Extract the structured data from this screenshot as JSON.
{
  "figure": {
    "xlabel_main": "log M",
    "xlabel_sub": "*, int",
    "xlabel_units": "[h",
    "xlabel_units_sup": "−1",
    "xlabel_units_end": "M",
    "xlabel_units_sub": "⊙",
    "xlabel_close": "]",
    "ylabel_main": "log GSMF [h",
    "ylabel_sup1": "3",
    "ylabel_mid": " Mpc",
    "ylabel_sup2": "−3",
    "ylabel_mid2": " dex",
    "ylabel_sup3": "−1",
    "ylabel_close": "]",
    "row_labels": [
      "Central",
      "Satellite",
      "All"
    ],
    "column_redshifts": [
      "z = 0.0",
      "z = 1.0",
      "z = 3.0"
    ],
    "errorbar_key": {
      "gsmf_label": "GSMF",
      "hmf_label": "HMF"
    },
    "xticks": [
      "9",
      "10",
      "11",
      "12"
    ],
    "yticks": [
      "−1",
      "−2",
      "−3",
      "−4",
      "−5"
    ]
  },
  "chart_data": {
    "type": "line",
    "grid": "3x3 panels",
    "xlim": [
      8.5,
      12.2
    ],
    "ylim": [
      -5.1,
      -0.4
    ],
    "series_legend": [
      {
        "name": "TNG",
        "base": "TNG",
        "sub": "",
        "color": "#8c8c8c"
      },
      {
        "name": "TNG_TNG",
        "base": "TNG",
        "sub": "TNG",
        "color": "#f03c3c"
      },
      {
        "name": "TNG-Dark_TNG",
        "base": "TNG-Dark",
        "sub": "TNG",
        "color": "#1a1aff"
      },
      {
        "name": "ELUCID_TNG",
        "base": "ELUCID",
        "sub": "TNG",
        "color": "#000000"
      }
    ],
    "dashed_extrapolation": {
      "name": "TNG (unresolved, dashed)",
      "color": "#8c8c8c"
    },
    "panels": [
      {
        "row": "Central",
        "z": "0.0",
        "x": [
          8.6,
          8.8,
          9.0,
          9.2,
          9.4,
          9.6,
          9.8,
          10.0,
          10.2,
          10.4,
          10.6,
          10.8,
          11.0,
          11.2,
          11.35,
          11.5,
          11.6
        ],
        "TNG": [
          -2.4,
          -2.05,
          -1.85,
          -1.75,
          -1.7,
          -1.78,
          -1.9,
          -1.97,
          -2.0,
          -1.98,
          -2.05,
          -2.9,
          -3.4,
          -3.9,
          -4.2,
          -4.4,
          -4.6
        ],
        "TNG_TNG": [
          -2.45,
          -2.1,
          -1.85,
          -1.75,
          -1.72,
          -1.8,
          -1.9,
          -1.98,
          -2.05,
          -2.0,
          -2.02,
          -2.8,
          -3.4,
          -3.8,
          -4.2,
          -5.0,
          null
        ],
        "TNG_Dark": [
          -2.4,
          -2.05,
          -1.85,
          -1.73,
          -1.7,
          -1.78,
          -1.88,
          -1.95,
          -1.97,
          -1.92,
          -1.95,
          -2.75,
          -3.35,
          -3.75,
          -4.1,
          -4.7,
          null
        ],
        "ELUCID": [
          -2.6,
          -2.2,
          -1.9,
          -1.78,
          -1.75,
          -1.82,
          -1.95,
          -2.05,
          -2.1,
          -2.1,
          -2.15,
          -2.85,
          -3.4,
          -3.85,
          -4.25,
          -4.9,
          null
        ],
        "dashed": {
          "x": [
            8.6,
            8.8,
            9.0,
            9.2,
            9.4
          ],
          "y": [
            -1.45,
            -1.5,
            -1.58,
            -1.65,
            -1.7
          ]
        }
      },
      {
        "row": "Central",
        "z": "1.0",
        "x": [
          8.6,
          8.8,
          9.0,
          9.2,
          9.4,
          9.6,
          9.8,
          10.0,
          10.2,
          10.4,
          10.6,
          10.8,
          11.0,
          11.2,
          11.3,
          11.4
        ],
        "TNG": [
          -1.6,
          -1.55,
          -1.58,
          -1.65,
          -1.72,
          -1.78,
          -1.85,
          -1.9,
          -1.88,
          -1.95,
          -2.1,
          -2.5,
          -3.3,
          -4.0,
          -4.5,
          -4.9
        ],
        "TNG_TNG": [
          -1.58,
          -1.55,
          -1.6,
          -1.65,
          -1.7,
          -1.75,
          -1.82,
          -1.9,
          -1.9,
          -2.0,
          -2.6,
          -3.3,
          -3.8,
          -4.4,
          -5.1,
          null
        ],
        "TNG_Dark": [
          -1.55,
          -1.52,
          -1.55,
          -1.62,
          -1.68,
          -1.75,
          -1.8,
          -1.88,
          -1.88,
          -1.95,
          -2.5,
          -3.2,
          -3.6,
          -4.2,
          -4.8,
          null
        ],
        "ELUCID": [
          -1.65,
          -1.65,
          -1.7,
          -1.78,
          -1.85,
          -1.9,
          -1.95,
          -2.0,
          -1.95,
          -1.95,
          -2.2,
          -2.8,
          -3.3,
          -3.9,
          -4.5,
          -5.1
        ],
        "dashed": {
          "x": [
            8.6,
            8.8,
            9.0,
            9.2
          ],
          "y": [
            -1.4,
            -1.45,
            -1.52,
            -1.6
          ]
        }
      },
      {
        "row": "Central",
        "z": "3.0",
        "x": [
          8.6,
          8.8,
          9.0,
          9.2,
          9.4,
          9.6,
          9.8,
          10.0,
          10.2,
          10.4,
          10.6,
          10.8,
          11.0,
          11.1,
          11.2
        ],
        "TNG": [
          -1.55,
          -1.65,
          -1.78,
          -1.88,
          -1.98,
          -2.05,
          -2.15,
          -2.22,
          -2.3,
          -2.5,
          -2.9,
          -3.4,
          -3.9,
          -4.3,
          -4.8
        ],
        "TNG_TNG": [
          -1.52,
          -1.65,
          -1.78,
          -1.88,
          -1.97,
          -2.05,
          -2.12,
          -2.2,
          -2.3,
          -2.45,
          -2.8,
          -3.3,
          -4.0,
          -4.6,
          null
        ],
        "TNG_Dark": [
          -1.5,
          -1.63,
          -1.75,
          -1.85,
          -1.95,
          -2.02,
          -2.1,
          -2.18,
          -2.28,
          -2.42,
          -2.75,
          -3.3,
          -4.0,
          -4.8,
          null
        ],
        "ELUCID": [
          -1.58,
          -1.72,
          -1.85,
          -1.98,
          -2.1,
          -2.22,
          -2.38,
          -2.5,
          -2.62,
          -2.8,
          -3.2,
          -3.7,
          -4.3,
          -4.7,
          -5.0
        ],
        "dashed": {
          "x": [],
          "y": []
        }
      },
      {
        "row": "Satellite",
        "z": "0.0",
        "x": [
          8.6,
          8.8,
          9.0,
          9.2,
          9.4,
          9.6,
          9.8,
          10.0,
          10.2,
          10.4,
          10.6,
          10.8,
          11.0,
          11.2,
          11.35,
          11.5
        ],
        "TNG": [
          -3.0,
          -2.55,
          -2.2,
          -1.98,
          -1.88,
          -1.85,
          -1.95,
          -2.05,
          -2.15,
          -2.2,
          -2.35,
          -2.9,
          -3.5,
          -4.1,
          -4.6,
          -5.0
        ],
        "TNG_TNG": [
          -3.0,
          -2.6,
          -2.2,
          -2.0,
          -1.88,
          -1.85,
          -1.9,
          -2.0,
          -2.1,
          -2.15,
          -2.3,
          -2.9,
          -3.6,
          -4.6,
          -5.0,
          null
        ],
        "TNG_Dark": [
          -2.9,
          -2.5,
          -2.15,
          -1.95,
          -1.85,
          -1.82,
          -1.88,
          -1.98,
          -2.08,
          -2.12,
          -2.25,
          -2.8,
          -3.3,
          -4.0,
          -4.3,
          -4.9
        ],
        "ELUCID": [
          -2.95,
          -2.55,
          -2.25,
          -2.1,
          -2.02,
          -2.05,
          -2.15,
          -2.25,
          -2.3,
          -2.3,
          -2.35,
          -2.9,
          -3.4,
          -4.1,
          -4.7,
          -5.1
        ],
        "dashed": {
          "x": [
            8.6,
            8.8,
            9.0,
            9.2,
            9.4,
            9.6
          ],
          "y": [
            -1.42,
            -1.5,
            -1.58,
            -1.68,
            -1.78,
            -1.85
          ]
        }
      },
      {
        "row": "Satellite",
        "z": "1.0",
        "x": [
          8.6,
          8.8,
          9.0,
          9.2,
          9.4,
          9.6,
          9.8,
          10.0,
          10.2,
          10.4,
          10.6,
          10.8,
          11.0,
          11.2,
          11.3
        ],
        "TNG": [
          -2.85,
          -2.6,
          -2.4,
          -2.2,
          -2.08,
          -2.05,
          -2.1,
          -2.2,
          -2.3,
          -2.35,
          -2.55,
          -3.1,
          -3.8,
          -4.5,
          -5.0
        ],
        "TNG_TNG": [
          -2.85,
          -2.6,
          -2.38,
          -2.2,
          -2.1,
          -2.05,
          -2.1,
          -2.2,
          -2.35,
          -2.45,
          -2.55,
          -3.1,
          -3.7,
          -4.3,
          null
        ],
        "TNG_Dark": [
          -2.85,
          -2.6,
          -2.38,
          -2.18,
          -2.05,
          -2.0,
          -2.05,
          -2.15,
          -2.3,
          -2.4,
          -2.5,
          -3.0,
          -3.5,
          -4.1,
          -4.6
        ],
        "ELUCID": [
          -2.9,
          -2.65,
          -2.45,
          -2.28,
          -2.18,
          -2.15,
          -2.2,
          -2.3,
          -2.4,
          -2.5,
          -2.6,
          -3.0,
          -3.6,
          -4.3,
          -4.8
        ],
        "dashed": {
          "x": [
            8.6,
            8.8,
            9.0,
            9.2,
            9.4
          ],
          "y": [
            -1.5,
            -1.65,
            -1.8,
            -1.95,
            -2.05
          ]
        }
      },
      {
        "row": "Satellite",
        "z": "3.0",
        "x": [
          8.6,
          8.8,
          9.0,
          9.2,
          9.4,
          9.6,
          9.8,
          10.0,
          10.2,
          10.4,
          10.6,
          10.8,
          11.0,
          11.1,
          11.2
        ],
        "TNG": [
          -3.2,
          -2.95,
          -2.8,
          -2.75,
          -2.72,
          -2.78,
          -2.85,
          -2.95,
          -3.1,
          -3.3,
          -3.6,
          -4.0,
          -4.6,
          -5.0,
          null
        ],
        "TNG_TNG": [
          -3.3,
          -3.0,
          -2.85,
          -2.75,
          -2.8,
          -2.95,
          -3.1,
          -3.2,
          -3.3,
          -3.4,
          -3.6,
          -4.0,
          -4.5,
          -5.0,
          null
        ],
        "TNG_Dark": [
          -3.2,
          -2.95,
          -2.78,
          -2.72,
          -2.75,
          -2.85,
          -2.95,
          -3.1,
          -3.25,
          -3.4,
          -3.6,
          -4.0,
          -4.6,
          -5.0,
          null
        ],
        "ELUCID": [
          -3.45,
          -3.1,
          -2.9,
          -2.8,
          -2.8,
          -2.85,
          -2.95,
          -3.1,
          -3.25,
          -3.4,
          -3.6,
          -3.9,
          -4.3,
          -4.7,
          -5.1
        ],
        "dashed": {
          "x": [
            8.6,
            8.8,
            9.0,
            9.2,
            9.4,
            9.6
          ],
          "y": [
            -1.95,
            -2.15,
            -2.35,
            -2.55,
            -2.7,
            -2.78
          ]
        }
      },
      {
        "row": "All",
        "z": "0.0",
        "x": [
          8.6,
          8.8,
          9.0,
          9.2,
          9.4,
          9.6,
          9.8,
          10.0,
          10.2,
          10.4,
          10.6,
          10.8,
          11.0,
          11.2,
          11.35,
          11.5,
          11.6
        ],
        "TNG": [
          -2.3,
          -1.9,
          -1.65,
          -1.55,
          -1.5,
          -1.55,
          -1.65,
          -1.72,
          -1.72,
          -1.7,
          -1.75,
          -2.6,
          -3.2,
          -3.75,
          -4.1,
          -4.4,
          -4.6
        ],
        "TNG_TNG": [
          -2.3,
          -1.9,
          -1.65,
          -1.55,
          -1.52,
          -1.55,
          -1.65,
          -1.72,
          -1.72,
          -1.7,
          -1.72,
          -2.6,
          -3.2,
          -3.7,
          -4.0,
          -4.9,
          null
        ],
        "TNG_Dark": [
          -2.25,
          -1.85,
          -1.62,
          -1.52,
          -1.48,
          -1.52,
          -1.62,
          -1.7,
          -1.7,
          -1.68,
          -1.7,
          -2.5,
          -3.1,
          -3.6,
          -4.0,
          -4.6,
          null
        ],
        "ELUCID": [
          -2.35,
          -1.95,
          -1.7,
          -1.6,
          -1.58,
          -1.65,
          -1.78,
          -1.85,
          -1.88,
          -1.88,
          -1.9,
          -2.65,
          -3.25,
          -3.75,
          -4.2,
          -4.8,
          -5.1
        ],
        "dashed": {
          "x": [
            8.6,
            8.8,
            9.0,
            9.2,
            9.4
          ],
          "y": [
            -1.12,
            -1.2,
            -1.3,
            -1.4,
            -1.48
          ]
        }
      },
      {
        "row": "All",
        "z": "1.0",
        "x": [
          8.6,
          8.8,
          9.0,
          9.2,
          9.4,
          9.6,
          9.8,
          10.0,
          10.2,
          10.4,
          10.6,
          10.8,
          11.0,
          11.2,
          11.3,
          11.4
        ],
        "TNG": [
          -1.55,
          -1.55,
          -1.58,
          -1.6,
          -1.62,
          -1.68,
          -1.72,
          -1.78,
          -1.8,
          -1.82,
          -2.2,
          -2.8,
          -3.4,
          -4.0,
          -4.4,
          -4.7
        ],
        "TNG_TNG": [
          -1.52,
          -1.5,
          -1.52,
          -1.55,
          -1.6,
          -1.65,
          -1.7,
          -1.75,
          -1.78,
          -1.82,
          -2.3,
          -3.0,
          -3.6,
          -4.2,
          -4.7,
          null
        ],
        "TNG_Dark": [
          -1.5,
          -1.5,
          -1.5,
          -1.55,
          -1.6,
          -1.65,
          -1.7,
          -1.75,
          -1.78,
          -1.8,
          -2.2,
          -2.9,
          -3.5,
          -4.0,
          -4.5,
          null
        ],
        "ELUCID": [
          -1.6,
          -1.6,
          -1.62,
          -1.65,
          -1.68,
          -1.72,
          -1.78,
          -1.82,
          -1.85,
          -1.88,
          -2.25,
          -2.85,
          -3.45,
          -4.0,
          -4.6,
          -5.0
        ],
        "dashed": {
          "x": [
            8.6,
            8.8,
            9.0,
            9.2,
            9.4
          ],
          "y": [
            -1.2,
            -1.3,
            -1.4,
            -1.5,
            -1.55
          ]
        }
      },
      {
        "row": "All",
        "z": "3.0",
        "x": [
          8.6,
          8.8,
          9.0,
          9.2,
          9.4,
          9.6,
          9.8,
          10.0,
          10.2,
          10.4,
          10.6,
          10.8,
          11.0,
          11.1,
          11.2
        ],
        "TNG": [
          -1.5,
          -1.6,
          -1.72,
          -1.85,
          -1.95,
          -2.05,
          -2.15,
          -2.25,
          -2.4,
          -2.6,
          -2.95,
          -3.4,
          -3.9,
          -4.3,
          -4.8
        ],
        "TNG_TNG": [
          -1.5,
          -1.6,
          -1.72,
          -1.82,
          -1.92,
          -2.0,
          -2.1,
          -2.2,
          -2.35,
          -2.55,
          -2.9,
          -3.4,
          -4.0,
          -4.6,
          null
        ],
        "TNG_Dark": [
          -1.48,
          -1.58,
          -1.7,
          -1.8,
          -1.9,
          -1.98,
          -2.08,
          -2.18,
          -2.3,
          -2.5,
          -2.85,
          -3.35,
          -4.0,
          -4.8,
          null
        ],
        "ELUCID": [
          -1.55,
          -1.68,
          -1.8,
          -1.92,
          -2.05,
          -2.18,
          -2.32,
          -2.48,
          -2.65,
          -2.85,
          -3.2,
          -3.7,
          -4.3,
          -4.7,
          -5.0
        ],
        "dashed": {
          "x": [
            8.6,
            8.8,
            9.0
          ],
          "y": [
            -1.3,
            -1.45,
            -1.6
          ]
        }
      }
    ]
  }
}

SHORT TASK =
Pick out every line of the listing containing the word "color", and show those lines.

OUTPUT BELOW =
        "color": "#8c8c8c"
        "color": "#f03c3c"
        "color": "#1a1aff"
        "color": "#000000"
      "color": "#8c8c8c"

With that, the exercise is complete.